Request:
The entries below contain pictures. Retype everything except those pictures, exactly as given.

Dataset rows
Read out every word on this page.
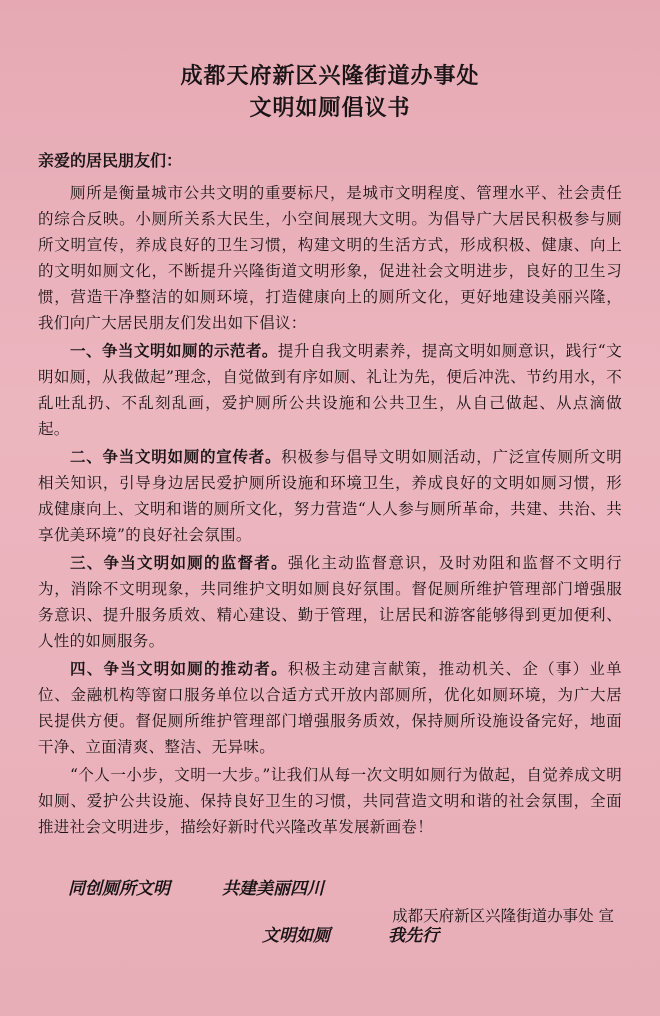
成都天府新区兴隆街道办事处
文明如厕倡议书
亲爱的居民朋友们：

厕所是衡量城市公共文明的重要标尺，是城市文明程度、管理水平、社会责任的综合反映。小厕所关系大民生，小空间展现大文明。为倡导广大居民积极参与厕所文明宣传，养成良好的卫生习惯，构建文明的生活方式，形成积极、健康、向上的文明如厕文化，不断提升兴隆街道文明形象，促进社会文明进步，良好的卫生习惯，营造干净整洁的如厕环境，打造健康向上的厕所文化，更好地建设美丽兴隆，我们向广大居民朋友们发出如下倡议：

一、争当文明如厕的示范者。提升自我文明素养，提高文明如厕意识，践行“文明如厕，从我做起”理念，自觉做到有序如厕、礼让为先，便后冲洗、节约用水，不乱吐乱扔、不乱刻乱画，爱护厕所公共设施和公共卫生，从自己做起、从点滴做起。

二、争当文明如厕的宣传者。积极参与倡导文明如厕活动，广泛宣传厕所文明相关知识，引导身边居民爱护厕所设施和环境卫生，养成良好的文明如厕习惯，形成健康向上、文明和谐的厕所文化，努力营造“人人参与厕所革命，共建、共治、共享优美环境”的良好社会氛围。

三、争当文明如厕的监督者。强化主动监督意识，及时劝阻和监督不文明行为，消除不文明现象，共同维护文明如厕良好氛围。督促厕所维护管理部门增强服务意识、提升服务质效、精心建设、勤于管理，让居民和游客能够得到更加便利、人性的如厕服务。

四、争当文明如厕的推动者。积极主动建言献策，推动机关、企（事）业单位、金融机构等窗口服务单位以合适方式开放内部厕所，优化如厕环境，为广大居民提供方便。督促厕所维护管理部门增强服务质效，保持厕所设施设备完好，地面干净、立面清爽、整洁、无异味。

“个人一小步，文明一大步。”让我们从每一次文明如厕行为做起，自觉养成文明如厕、爱护公共设施、保持良好卫生的习惯，共同营造文明和谐的社会氛围，全面推进社会文明进步，描绘好新时代兴隆改革发展新画卷！

同创厕所文明	共建美丽四川
文明如厕	我先行
成都天府新区兴隆街道办事处 宣
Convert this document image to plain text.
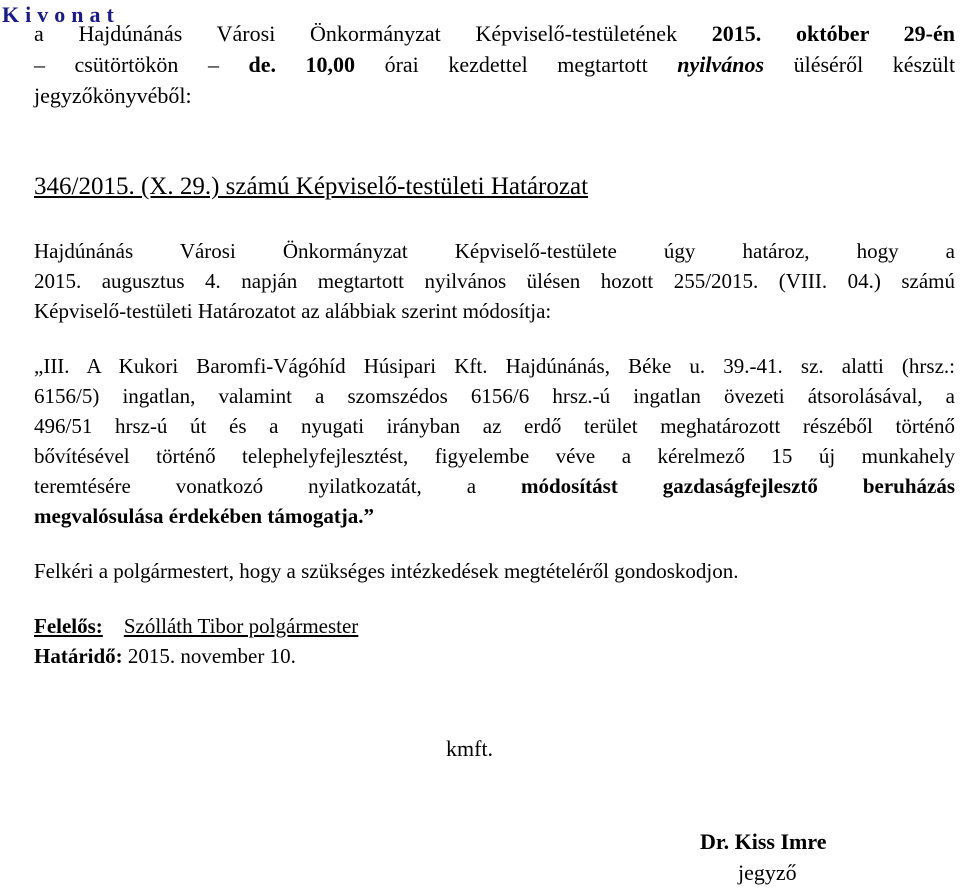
Kivonat

a Hajdúnánás Városi Önkormányzat Képviselő-testületének 2015. október 29-én
– csütörtökön – de. 10,00 órai kezdettel megtartott nyilvános üléséről készült
jegyzőkönyvéből:

346/2015. (X. 29.) számú Képviselő-testületi Határozat

Hajdúnánás Városi Önkormányzat Képviselő-testülete úgy határoz, hogy a
2015. augusztus 4. napján megtartott nyilvános ülésen hozott 255/2015. (VIII. 04.) számú
Képviselő-testületi Határozatot az alábbiak szerint módosítja:

„III. A Kukori Baromfi-Vágóhíd Húsipari Kft. Hajdúnánás, Béke u. 39.-41. sz. alatti (hrsz.:
6156/5) ingatlan, valamint a szomszédos 6156/6 hrsz.-ú ingatlan övezeti átsorolásával, a
496/51 hrsz-ú út és a nyugati irányban az erdő terület meghatározott részéből történő
bővítésével történő telephelyfejlesztést, figyelembe véve a kérelmező 15 új munkahely
teremtésére vonatkozó nyilatkozatát, a módosítást gazdaságfejlesztő beruházás
megvalósulása érdekében támogatja.”

Felkéri a polgármestert, hogy a szükséges intézkedések megtételéről gondoskodjon.

Felelős: Szólláth Tibor polgármester
Határidő: 2015. november 10.

kmft.

Dr. Kiss Imre
jegyző
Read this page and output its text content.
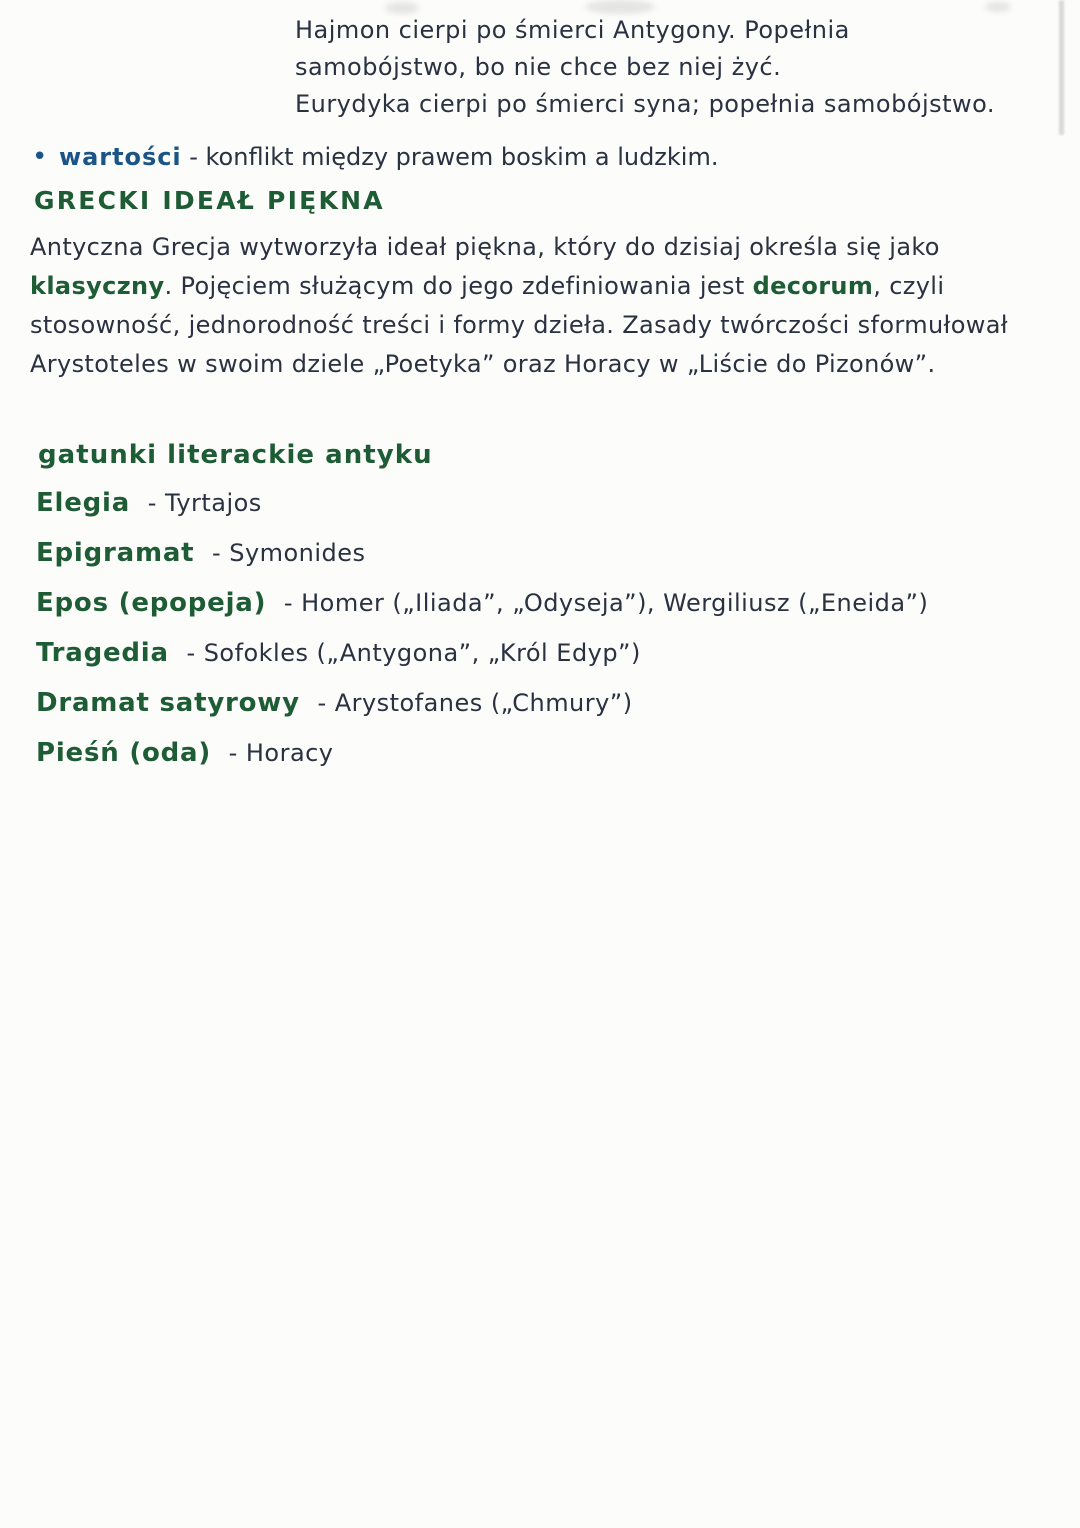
Hajmon cierpi po śmierci Antygony. Popełnia
samobójstwo, bo nie chce bez niej żyć.
Eurydyka cierpi po śmierci syna; popełnia samobójstwo.
• wartości - konflikt między prawem boskim a ludzkim.
GRECKI IDEAŁ PIĘKNA
Antyczna Grecja wytworzyła ideał piękna, który do dzisiaj określa się jako klasyczny. Pojęciem służącym do jego zdefiniowania jest decorum, czyli stosowność, jednorodność treści i formy dzieła. Zasady twórczości sformułował Arystoteles w swoim dziele „Poetyka” oraz Horacy w „Liście do Pizonów”.
gatunki literackie antyku
Elegia - Tyrtajos
Epigramat - Symonides
Epos (epopeja) - Homer („Iliada”, „Odyseja”), Wergiliusz („Eneida”)
Tragedia - Sofokles („Antygona”, „Król Edyp”)
Dramat satyrowy - Arystofanes („Chmury”)
Pieśń (oda) - Horacy
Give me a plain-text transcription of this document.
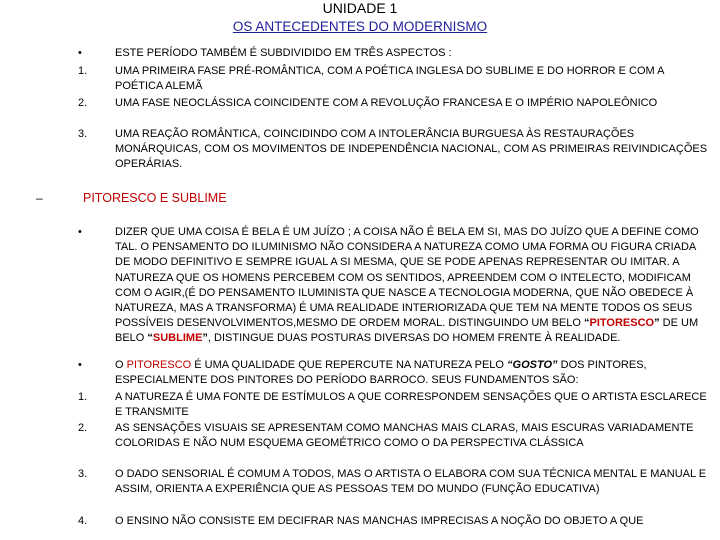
UNIDADE 1
OS ANTECEDENTES DO MODERNISMO
•	ESTE PERÍODO TAMBÉM É SUBDIVIDIDO EM TRÊS ASPECTOS :
1.	UMA PRIMEIRA FASE PRÉ-ROMÂNTICA, COM A POÉTICA INGLESA DO SUBLIME E DO HORROR E COM A POÉTICA ALEMÃ
2.	UMA FASE NEOCLÁSSICA COINCIDENTE COM A REVOLUÇÃO FRANCESA E O IMPÉRIO NAPOLEÔNICO
3.	UMA REAÇÃO ROMÂNTICA, COINCIDINDO COM A INTOLERÂNCIA BURGUESA ÀS RESTAURAÇÕES MONÁRQUICAS, COM OS MOVIMENTOS DE INDEPENDÊNCIA NACIONAL, COM AS PRIMEIRAS REIVINDICAÇÕES OPERÁRIAS.
–	PITORESCO E SUBLIME
•	DIZER QUE UMA COISA É BELA É UM JUÍZO ; A COISA NÃO É BELA EM SI, MAS DO JUÍZO QUE A DEFINE COMO TAL. O PENSAMENTO DO ILUMINISMO NÃO CONSIDERA A NATUREZA COMO UMA FORMA OU FIGURA CRIADA DE MODO DEFINITIVO E SEMPRE IGUAL A SI MESMA, QUE SE PODE APENAS REPRESENTAR OU IMITAR. A NATUREZA QUE OS HOMENS PERCEBEM COM OS SENTIDOS, APREENDEM COM O INTELECTO, MODIFICAM COM O AGIR,(É DO PENSAMENTO ILUMINISTA QUE NASCE A TECNOLOGIA MODERNA, QUE NÃO OBEDECE À NATUREZA, MAS A TRANSFORMA) É UMA REALIDADE INTERIORIZADA QUE TEM NA MENTE TODOS OS SEUS POSSÍVEIS DESENVOLVIMENTOS,MESMO DE ORDEM MORAL. DISTINGUINDO UM BELO “PITORESCO” DE UM BELO “SUBLIME”, DISTINGUE DUAS POSTURAS DIVERSAS DO HOMEM FRENTE À REALIDADE.
•	O PITORESCO É UMA QUALIDADE QUE REPERCUTE NA NATUREZA PELO “GOSTO” DOS PINTORES, ESPECIALMENTE DOS PINTORES DO PERÍODO BARROCO. SEUS FUNDAMENTOS SÃO:
1.	A NATUREZA É UMA FONTE DE ESTÍMULOS A QUE CORRESPONDEM SENSAÇÕES QUE O ARTISTA ESCLARECE E TRANSMITE
2.	AS SENSAÇÕES VISUAIS SE APRESENTAM COMO MANCHAS MAIS CLARAS, MAIS ESCURAS VARIADAMENTE COLORIDAS E NÃO NUM ESQUEMA GEOMÉTRICO COMO O DA PERSPECTIVA CLÁSSICA
3.	O DADO SENSORIAL É COMUM A TODOS, MAS O ARTISTA O ELABORA COM SUA TÉCNICA MENTAL E MANUAL E ASSIM, ORIENTA A EXPERIÊNCIA QUE AS PESSOAS TEM DO MUNDO (FUNÇÃO EDUCATIVA)
4.	O ENSINO NÃO CONSISTE EM DECIFRAR NAS MANCHAS IMPRECISAS A NOÇÃO DO OBJETO A QUE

Response to this task:
Read out every word on this page.
成都天府新区兴隆街道办事处
文明如厕倡议书
亲爱的居民朋友们：

厕所是衡量城市公共文明的重要标尺，是城市文明程度、管理水平、社会责任的综合反映。小厕所关系大民生，小空间展现大文明。为倡导广大居民积极参与厕所文明宣传，养成良好的卫生习惯，构建文明的生活方式，形成积极、健康、向上的文明如厕文化，不断提升兴隆街道文明形象，促进社会文明进步，良好的卫生习惯，营造干净整洁的如厕环境，打造健康向上的厕所文化，更好地建设美丽兴隆，我们向广大居民朋友们发出如下倡议：

一、争当文明如厕的示范者。提升自我文明素养，提高文明如厕意识，践行“文明如厕，从我做起”理念，自觉做到有序如厕、礼让为先，便后冲洗、节约用水，不乱吐乱扔、不乱刻乱画，爱护厕所公共设施和公共卫生，从自己做起、从点滴做起。

二、争当文明如厕的宣传者。积极参与倡导文明如厕活动，广泛宣传厕所文明相关知识，引导身边居民爱护厕所设施和环境卫生，养成良好的文明如厕习惯，形成健康向上、文明和谐的厕所文化，努力营造“人人参与厕所革命，共建、共治、共享优美环境”的良好社会氛围。

三、争当文明如厕的监督者。强化主动监督意识，及时劝阻和监督不文明行为，消除不文明现象，共同维护文明如厕良好氛围。督促厕所维护管理部门增强服务意识、提升服务质效、精心建设、勤于管理，让居民和游客能够得到更加便利、人性的如厕服务。

四、争当文明如厕的推动者。积极主动建言献策，推动机关、企（事）业单位、金融机构等窗口服务单位以合适方式开放内部厕所，优化如厕环境，为广大居民提供方便。督促厕所维护管理部门增强服务质效，保持厕所设施设备完好，地面干净、立面清爽、整洁、无异味。

“个人一小步，文明一大步。”让我们从每一次文明如厕行为做起，自觉养成文明如厕、爱护公共设施、保持良好卫生的习惯，共同营造文明和谐的社会氛围，全面推进社会文明进步，描绘好新时代兴隆改革发展新画卷！

同创厕所文明	共建美丽四川
文明如厕	我先行
成都天府新区兴隆街道办事处 宣
Convert this document image to plain text.
Kivonat

a Hajdúnánás Városi Önkormányzat Képviselő-testületének 2015. október 29-én
– csütörtökön – de. 10,00 órai kezdettel megtartott nyilvános üléséről készült
jegyzőkönyvéből:

346/2015. (X. 29.) számú Képviselő-testületi Határozat

Hajdúnánás Városi Önkormányzat Képviselő-testülete úgy határoz, hogy a
2015. augusztus 4. napján megtartott nyilvános ülésen hozott 255/2015. (VIII. 04.) számú
Képviselő-testületi Határozatot az alábbiak szerint módosítja:

„III. A Kukori Baromfi-Vágóhíd Húsipari Kft. Hajdúnánás, Béke u. 39.-41. sz. alatti (hrsz.:
6156/5) ingatlan, valamint a szomszédos 6156/6 hrsz.-ú ingatlan övezeti átsorolásával, a
496/51 hrsz-ú út és a nyugati irányban az erdő terület meghatározott részéből történő
bővítésével történő telephelyfejlesztést, figyelembe véve a kérelmező 15 új munkahely
teremtésére vonatkozó nyilatkozatát, a módosítást gazdaságfejlesztő beruházás
megvalósulása érdekében támogatja.”

Felkéri a polgármestert, hogy a szükséges intézkedések megtételéről gondoskodjon.

Felelős: Szólláth Tibor polgármester
Határidő: 2015. november 10.

kmft.

Dr. Kiss Imre
jegyző
Read this page and output its text content.
Hajmon cierpi po śmierci Antygony. Popełnia
samobójstwo, bo nie chce bez niej żyć.
Eurydyka cierpi po śmierci syna; popełnia samobójstwo.
• wartości - konflikt między prawem boskim a ludzkim.
GRECKI IDEAŁ PIĘKNA
Antyczna Grecja wytworzyła ideał piękna, który do dzisiaj określa się jako klasyczny. Pojęciem służącym do jego zdefiniowania jest decorum, czyli stosowność, jednorodność treści i formy dzieła. Zasady twórczości sformułował Arystoteles w swoim dziele „Poetyka” oraz Horacy w „Liście do Pizonów”.
gatunki literackie antyku
Elegia - Tyrtajos
Epigramat - Symonides
Epos (epopeja) - Homer („Iliada”, „Odyseja”), Wergiliusz („Eneida”)
Tragedia - Sofokles („Antygona”, „Król Edyp”)
Dramat satyrowy - Arystofanes („Chmury”)
Pieśń (oda) - Horacy
Give me a plain-text transcription of this document.
UNIDADE 1
OS ANTECEDENTES DO MODERNISMO
•	ESTE PERÍODO TAMBÉM É SUBDIVIDIDO EM TRÊS ASPECTOS :
1.	UMA PRIMEIRA FASE PRÉ-ROMÂNTICA, COM A POÉTICA INGLESA DO SUBLIME E DO HORROR E COM A POÉTICA ALEMÃ
2.	UMA FASE NEOCLÁSSICA COINCIDENTE COM A REVOLUÇÃO FRANCESA E O IMPÉRIO NAPOLEÔNICO
3.	UMA REAÇÃO ROMÂNTICA, COINCIDINDO COM A INTOLERÂNCIA BURGUESA ÀS RESTAURAÇÕES MONÁRQUICAS, COM OS MOVIMENTOS DE INDEPENDÊNCIA NACIONAL, COM AS PRIMEIRAS REIVINDICAÇÕES OPERÁRIAS.
–	PITORESCO E SUBLIME
•	DIZER QUE UMA COISA É BELA É UM JUÍZO ; A COISA NÃO É BELA EM SI, MAS DO JUÍZO QUE A DEFINE COMO TAL. O PENSAMENTO DO ILUMINISMO NÃO CONSIDERA A NATUREZA COMO UMA FORMA OU FIGURA CRIADA DE MODO DEFINITIVO E SEMPRE IGUAL A SI MESMA, QUE SE PODE APENAS REPRESENTAR OU IMITAR. A NATUREZA QUE OS HOMENS PERCEBEM COM OS SENTIDOS, APREENDEM COM O INTELECTO, MODIFICAM COM O AGIR,(É DO PENSAMENTO ILUMINISTA QUE NASCE A TECNOLOGIA MODERNA, QUE NÃO OBEDECE À NATUREZA, MAS A TRANSFORMA) É UMA REALIDADE INTERIORIZADA QUE TEM NA MENTE TODOS OS SEUS POSSÍVEIS DESENVOLVIMENTOS,MESMO DE ORDEM MORAL. DISTINGUINDO UM BELO “PITORESCO” DE UM BELO “SUBLIME”, DISTINGUE DUAS POSTURAS DIVERSAS DO HOMEM FRENTE À REALIDADE.
•	O PITORESCO É UMA QUALIDADE QUE REPERCUTE NA NATUREZA PELO “GOSTO” DOS PINTORES, ESPECIALMENTE DOS PINTORES DO PERÍODO BARROCO. SEUS FUNDAMENTOS SÃO:
1.	A NATUREZA É UMA FONTE DE ESTÍMULOS A QUE CORRESPONDEM SENSAÇÕES QUE O ARTISTA ESCLARECE E TRANSMITE
2.	AS SENSAÇÕES VISUAIS SE APRESENTAM COMO MANCHAS MAIS CLARAS, MAIS ESCURAS VARIADAMENTE COLORIDAS E NÃO NUM ESQUEMA GEOMÉTRICO COMO O DA PERSPECTIVA CLÁSSICA
3.	O DADO SENSORIAL É COMUM A TODOS, MAS O ARTISTA O ELABORA COM SUA TÉCNICA MENTAL E MANUAL E ASSIM, ORIENTA A EXPERIÊNCIA QUE AS PESSOAS TEM DO MUNDO (FUNÇÃO EDUCATIVA)
4.	O ENSINO NÃO CONSISTE EM DECIFRAR NAS MANCHAS IMPRECISAS A NOÇÃO DO OBJETO A QUE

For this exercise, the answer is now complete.